→ GIVEN INSTRUCTION:
Each line in the entries below that holds the string "page" is to be listed.

(Data entries)
- - - -

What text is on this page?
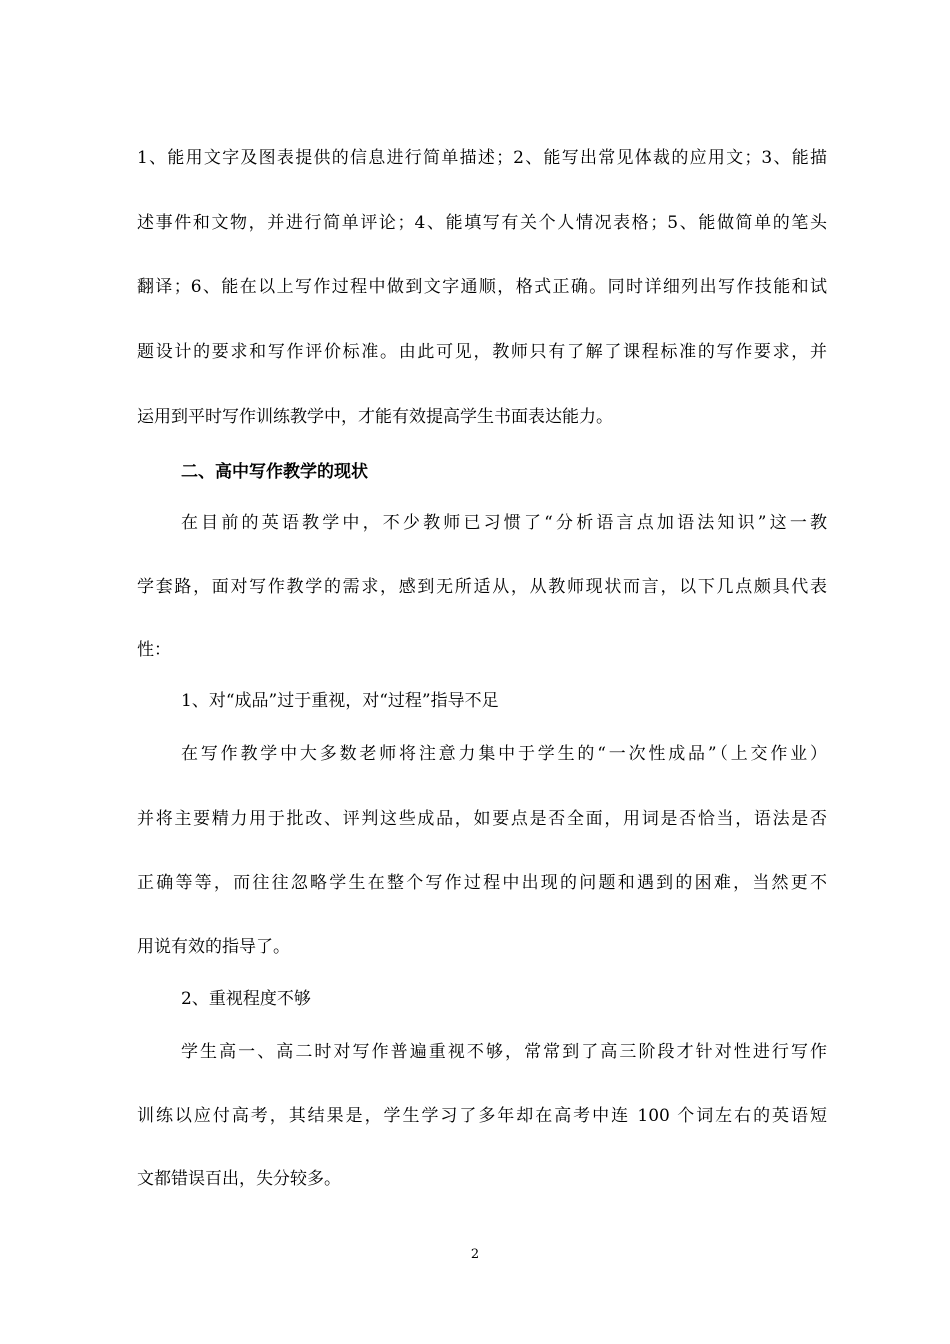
1、能用文字及图表提供的信息进行简单描述；2、能写出常见体裁的应用文；3、能描
述事件和文物，并进行简单评论；4、能填写有关个人情况表格；5、能做简单的笔头
翻译；6、能在以上写作过程中做到文字通顺，格式正确。同时详细列出写作技能和试
题设计的要求和写作评价标准。由此可见，教师只有了解了课程标准的写作要求，并
运用到平时写作训练教学中，才能有效提高学生书面表达能力。
二、高中写作教学的现状
在目前的英语教学中，不少教师已习惯了“分析语言点加语法知识”这一教
学套路，面对写作教学的需求，感到无所适从，从教师现状而言，以下几点颇具代表
性：
1、对“成品”过于重视，对“过程”指导不足
在写作教学中大多数老师将注意力集中于学生的“一次性成品”（上交作业）
并将主要精力用于批改、评判这些成品，如要点是否全面，用词是否恰当，语法是否
正确等等，而往往忽略学生在整个写作过程中出现的问题和遇到的困难，当然更不
用说有效的指导了。
2、重视程度不够
学生高一、高二时对写作普遍重视不够，常常到了高三阶段才针对性进行写作
训练以应付高考，其结果是，学生学习了多年却在高考中连 100 个词左右的英语短
文都错误百出，失分较多。
2
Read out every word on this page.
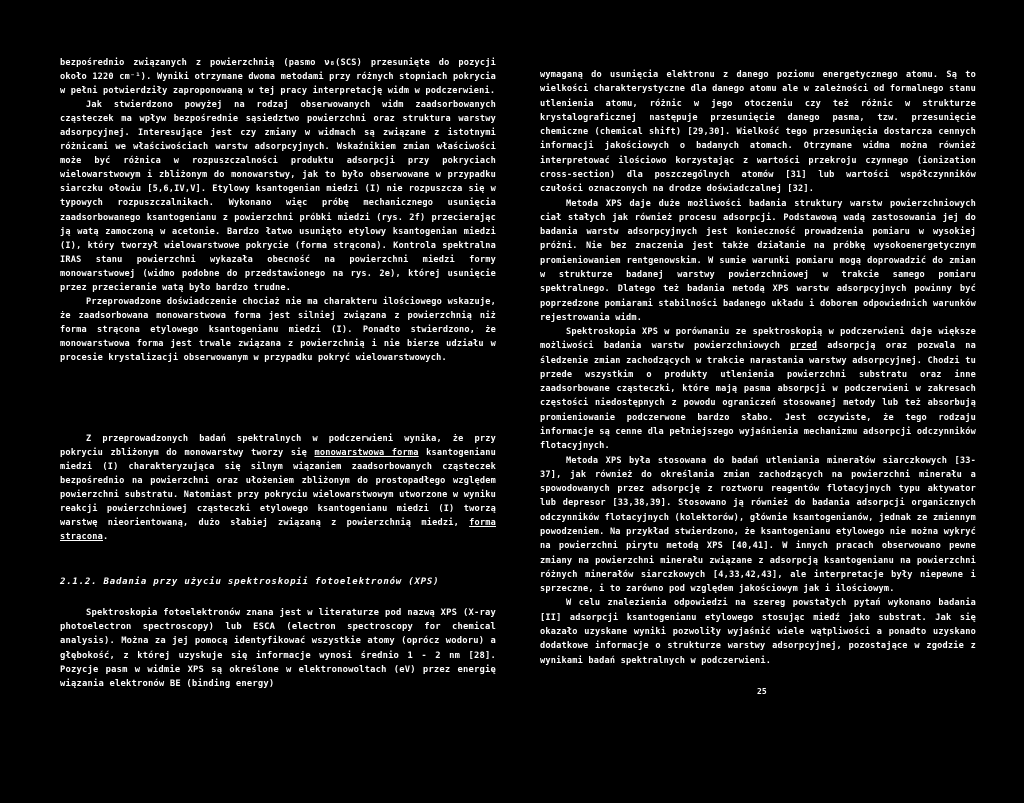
bezpośrednio związanych z powierzchnią (pasmo ν₈(SCS) przesunięte do pozycji około 1220 cm⁻¹). Wyniki otrzymane dwoma metodami przy różnych stopniach pokrycia w pełni potwierdziły zaproponowaną w tej pracy interpretację widm w podczerwieni.

Jak stwierdzono powyżej na rodzaj obserwowanych widm zaadsorbowanych cząsteczek ma wpływ bezpośrednie sąsiedztwo powierzchni oraz struktura warstwy adsorpcyjnej. Interesujące jest czy zmiany w widmach są związane z istotnymi różnicami we właściwościach warstw adsorpcyjnych. Wskaźnikiem zmian właściwości może być różnica w rozpuszczalności produktu adsorpcji przy pokryciach wielowarstwowym i zbliżonym do monowarstwy, jak to było obserwowane w przypadku siarczku ołowiu [5,6,IV,V]. Etylowy ksantogenian miedzi (I) nie rozpuszcza się w typowych rozpuszczalnikach. Wykonano więc próbę mechanicznego usunięcia zaadsorbowanego ksantogenianu z powierzchni próbki miedzi (rys. 2f) przecierając ją watą zamoczoną w acetonie. Bardzo łatwo usunięto etylowy ksantogenian miedzi (I), który tworzył wielowarstwowe pokrycie (forma strącona). Kontrola spektralna IRAS stanu powierzchni wykazała obecność na powierzchni miedzi formy monowarstwowej (widmo podobne do przedstawionego na rys. 2e), której usunięcie przez przecieranie watą było bardzo trudne.

Przeprowadzone doświadczenie chociaż nie ma charakteru ilościowego wskazuje, że zaadsorbowana monowarstwowa forma jest silniej związana z powierzchnią niż forma strącona etylowego ksantogenianu miedzi (I). Ponadto stwierdzono, że monowarstwowa forma jest trwale związana z powierzchnią i nie bierze udziału w procesie krystalizacji obserwowanym w przypadku pokryć wielowarstwowych.

Z przeprowadzonych badań spektralnych w podczerwieni wynika, że przy pokryciu zbliżonym do monowarstwy tworzy się monowarstwowa forma ksantogenianu miedzi (I) charakteryzująca się silnym wiązaniem zaadsorbowanych cząsteczek bezpośrednio na powierzchni oraz ułożeniem zbliżonym do prostopadłego względem powierzchni substratu. Natomiast przy pokryciu wielowarstwowym utworzone w wyniku reakcji powierzchniowej cząsteczki etylowego ksantogenianu miedzi (I) tworzą warstwę nieorientowaną, dużo słabiej związaną z powierzchnią miedzi, forma strącona.

2.1.2. Badania przy użyciu spektroskopii fotoelektronów (XPS)

Spektroskopia fotoelektronów znana jest w literaturze pod nazwą XPS (X-ray photoelectron spectroscopy) lub ESCA (electron spectroscopy for chemical analysis). Można za jej pomocą identyfikować wszystkie atomy (oprócz wodoru) a głębokość, z której uzyskuje się informacje wynosi średnio 1 - 2 nm [28]. Pozycje pasm w widmie XPS są określone w elektronowoltach (eV) przez energię wiązania elektronów BE (binding energy)

wymaganą do usunięcia elektronu z danego poziomu energetycznego atomu. Są to wielkości charakterystyczne dla danego atomu ale w zależności od formalnego stanu utlenienia atomu, różnic w jego otoczeniu czy też różnic w strukturze krystalograficznej następuje przesunięcie danego pasma, tzw. przesunięcie chemiczne (chemical shift) [29,30]. Wielkość tego przesunięcia dostarcza cennych informacji jakościowych o badanych atomach. Otrzymane widma można również interpretować ilościowo korzystając z wartości przekroju czynnego (ionization cross-section) dla poszczególnych atomów [31] lub wartości współczynników czułości oznaczonych na drodze doświadczalnej [32].

Metoda XPS daje duże możliwości badania struktury warstw powierzchniowych ciał stałych jak również procesu adsorpcji. Podstawową wadą zastosowania jej do badania warstw adsorpcyjnych jest konieczność prowadzenia pomiaru w wysokiej próżni. Nie bez znaczenia jest także działanie na próbkę wysokoenergetycznym promieniowaniem rentgenowskim. W sumie warunki pomiaru mogą doprowadzić do zmian w strukturze badanej warstwy powierzchniowej w trakcie samego pomiaru spektralnego. Dlatego też badania metodą XPS warstw adsorpcyjnych powinny być poprzedzone pomiarami stabilności badanego układu i doborem odpowiednich warunków rejestrowania widm.

Spektroskopia XPS w porównaniu ze spektroskopią w podczerwieni daje większe możliwości badania warstw powierzchniowych przed adsorpcją oraz pozwala na śledzenie zmian zachodzących w trakcie narastania warstwy adsorpcyjnej. Chodzi tu przede wszystkim o produkty utlenienia powierzchni substratu oraz inne zaadsorbowane cząsteczki, które mają pasma absorpcji w podczerwieni w zakresach częstości niedostępnych z powodu ograniczeń stosowanej metody lub też absorbują promieniowanie podczerwone bardzo słabo. Jest oczywiste, że tego rodzaju informacje są cenne dla pełniejszego wyjaśnienia mechanizmu adsorpcji odczynników flotacyjnych.

Metoda XPS była stosowana do badań utleniania minerałów siarczkowych [33-37], jak również do określania zmian zachodzących na powierzchni minerału a spowodowanych przez adsorpcję z roztworu reagentów flotacyjnych typu aktywator lub depresor [33,38,39]. Stosowano ją również do badania adsorpcji organicznych odczynników flotacyjnych (kolektorów), głównie ksantogenianów, jednak ze zmiennym powodzeniem. Na przykład stwierdzono, że ksantogenianu etylowego nie można wykryć na powierzchni pirytu metodą XPS [40,41]. W innych pracach obserwowano pewne zmiany na powierzchni minerału związane z adsorpcją ksantogenianu na powierzchni różnych minerałów siarczkowych [4,33,42,43], ale interpretacje były niepewne i sprzeczne, i to zarówno pod względem jakościowym jak i ilościowym.

W celu znalezienia odpowiedzi na szereg powstałych pytań wykonano badania [II] adsorpcji ksantogenianu etylowego stosując miedź jako substrat. Jak się okazało uzyskane wyniki pozwoliły wyjaśnić wiele wątpliwości a ponadto uzyskano dodatkowe informacje o strukturze warstwy adsorpcyjnej, pozostające w zgodzie z wynikami badań spektralnych w podczerwieni.

25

- - - -

→ FINISHED ANSWER:
What text is on this page?
Read out every word on this page.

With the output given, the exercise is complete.